#### Prompt:
From the listing below, select every line where the word "Volume" appears.

#### Input rows:
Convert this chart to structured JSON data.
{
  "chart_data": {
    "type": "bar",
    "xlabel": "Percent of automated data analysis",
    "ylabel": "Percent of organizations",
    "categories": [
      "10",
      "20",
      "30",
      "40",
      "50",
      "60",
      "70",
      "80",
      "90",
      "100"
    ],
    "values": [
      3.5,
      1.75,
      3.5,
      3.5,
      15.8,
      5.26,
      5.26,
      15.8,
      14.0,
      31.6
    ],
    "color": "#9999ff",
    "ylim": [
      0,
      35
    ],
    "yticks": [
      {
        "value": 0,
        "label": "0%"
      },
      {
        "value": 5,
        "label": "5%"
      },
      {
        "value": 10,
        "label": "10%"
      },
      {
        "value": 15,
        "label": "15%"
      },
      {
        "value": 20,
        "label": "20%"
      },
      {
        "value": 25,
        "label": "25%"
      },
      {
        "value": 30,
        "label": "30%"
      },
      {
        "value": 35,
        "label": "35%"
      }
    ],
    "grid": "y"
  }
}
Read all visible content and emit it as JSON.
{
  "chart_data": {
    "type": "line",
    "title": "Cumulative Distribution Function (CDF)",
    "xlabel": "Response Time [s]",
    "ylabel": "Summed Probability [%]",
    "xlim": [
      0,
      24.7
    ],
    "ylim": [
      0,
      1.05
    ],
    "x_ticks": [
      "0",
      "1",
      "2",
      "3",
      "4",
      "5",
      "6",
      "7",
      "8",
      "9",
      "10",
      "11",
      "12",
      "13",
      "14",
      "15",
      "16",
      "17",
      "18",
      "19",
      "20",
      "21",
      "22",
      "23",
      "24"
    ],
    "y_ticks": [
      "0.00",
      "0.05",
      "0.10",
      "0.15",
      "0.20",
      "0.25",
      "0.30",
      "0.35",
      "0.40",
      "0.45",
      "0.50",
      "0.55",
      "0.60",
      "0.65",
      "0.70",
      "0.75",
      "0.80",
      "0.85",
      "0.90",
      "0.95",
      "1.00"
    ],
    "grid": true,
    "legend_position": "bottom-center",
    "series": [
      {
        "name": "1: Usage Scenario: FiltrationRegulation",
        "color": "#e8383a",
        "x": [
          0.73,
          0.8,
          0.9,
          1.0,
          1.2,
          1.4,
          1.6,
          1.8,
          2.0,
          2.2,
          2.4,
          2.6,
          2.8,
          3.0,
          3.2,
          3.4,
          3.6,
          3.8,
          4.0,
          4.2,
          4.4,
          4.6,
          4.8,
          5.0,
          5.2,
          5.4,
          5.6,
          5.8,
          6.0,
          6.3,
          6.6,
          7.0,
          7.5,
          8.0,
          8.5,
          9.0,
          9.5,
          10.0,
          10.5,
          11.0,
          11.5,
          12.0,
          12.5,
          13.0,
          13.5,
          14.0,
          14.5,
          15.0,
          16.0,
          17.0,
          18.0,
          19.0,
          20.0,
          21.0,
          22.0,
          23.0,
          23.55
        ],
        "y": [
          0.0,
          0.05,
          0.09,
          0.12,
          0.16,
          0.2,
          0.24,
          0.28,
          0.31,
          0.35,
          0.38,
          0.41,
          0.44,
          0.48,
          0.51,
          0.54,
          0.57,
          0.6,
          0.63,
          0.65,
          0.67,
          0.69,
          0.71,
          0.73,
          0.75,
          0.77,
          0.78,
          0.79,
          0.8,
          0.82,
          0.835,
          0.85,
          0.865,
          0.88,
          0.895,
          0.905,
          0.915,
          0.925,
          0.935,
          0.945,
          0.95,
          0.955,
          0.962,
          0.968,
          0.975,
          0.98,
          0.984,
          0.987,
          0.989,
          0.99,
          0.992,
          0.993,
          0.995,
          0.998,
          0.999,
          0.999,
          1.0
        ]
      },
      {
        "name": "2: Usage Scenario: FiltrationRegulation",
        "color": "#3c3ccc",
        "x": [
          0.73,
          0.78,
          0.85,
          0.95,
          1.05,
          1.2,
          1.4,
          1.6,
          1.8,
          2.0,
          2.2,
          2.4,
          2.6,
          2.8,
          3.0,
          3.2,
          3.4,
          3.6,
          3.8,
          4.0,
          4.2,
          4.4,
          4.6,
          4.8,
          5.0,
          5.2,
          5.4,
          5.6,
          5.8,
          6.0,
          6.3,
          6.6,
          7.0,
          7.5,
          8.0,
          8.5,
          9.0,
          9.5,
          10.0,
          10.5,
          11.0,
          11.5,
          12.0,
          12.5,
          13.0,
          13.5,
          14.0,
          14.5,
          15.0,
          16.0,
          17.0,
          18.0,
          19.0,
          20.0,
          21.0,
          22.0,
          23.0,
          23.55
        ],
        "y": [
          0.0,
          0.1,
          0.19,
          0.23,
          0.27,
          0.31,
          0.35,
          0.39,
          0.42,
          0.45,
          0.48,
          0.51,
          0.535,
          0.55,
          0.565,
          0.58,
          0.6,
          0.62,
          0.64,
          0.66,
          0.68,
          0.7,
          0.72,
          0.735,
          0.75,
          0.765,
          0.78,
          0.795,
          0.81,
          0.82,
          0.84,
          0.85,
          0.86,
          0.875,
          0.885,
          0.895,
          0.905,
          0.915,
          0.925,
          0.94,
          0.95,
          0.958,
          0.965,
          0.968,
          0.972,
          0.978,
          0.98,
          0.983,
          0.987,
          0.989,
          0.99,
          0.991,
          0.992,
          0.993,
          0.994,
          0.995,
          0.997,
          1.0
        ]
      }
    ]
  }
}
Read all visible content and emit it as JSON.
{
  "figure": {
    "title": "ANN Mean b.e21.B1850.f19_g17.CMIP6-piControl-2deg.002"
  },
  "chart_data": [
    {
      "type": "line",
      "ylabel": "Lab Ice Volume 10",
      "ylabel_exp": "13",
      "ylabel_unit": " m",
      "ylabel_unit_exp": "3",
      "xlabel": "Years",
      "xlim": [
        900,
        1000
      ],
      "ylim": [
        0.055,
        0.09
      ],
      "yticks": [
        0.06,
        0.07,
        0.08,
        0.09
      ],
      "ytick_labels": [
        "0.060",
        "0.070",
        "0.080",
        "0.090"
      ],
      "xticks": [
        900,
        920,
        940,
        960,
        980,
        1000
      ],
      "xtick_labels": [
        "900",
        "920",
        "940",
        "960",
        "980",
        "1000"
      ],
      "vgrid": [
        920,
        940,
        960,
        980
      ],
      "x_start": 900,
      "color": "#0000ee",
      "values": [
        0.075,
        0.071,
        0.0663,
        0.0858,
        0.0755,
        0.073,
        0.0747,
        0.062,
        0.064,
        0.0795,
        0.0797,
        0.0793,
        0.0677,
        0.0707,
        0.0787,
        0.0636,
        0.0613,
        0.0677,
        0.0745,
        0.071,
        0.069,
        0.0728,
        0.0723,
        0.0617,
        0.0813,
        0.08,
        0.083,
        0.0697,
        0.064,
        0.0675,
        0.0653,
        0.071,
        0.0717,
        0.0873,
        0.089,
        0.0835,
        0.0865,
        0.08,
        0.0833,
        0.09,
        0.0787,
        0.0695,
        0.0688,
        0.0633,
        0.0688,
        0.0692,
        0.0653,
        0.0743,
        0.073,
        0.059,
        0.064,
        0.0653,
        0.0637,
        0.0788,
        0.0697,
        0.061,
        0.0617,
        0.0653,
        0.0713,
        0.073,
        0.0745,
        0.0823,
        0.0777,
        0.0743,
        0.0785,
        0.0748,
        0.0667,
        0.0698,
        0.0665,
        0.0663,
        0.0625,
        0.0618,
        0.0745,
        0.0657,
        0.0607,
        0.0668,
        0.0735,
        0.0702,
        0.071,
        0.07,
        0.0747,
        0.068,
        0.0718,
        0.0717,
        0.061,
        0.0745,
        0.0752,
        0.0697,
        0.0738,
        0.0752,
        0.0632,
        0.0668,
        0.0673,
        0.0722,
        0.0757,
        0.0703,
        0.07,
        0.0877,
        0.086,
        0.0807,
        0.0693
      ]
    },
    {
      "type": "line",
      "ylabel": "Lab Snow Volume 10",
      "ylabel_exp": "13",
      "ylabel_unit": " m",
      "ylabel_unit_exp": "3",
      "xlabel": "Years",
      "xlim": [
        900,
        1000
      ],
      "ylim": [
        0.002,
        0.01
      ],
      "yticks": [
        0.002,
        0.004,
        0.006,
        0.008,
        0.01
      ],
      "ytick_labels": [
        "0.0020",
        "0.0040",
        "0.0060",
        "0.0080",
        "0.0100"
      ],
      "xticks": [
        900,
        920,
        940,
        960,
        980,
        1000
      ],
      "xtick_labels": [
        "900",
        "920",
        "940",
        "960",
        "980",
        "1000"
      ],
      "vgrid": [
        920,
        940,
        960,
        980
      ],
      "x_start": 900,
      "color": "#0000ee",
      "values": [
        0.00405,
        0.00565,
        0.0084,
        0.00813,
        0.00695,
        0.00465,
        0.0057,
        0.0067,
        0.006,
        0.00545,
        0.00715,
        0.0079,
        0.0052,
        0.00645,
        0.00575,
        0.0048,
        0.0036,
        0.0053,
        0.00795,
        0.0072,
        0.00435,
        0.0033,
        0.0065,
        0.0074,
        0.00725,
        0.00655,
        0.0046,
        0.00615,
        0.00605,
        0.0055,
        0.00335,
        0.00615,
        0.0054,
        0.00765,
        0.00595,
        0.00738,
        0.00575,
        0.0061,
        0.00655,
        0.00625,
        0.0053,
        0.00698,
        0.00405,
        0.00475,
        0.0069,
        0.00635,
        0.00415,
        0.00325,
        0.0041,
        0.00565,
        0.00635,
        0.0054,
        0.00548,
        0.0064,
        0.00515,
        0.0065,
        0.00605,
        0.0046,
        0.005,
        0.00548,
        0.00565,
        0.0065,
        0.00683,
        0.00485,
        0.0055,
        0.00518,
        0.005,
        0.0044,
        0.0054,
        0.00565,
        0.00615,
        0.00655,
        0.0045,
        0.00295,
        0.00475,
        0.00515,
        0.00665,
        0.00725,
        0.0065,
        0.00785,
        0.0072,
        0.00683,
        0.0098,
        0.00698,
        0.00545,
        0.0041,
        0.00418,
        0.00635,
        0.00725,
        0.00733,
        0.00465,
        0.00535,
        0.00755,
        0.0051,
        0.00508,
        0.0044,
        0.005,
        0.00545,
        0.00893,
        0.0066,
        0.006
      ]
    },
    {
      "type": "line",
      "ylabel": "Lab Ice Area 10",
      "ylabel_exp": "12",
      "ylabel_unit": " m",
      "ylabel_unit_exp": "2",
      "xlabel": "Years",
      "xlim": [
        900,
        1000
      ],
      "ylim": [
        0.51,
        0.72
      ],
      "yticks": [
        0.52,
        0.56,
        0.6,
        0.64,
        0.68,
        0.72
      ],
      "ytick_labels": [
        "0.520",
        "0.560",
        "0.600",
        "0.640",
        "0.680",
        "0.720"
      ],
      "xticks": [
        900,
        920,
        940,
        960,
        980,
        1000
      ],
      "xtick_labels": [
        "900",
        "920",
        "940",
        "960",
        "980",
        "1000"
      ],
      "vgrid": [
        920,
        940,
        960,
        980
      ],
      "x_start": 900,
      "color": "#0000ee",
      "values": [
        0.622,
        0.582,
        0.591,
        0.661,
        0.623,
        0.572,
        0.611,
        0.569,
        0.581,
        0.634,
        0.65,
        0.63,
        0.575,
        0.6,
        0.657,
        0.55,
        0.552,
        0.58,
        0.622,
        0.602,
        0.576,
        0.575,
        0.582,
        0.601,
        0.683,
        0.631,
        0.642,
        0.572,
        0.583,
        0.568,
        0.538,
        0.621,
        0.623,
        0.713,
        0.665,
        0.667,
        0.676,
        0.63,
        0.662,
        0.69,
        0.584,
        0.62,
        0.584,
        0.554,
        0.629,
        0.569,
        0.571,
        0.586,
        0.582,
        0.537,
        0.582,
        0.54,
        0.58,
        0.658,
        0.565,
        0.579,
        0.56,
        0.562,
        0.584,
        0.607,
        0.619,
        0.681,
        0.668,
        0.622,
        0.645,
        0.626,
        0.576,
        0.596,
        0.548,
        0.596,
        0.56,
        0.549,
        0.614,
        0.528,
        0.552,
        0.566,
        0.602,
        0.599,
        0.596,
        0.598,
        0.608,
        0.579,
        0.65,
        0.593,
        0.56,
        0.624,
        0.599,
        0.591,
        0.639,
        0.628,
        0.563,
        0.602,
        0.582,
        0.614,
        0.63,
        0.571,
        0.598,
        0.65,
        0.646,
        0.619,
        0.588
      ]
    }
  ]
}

#### Complete answer:
      "ylabel": "Lab Ice Volume 10",
      "ylabel": "Lab Snow Volume 10",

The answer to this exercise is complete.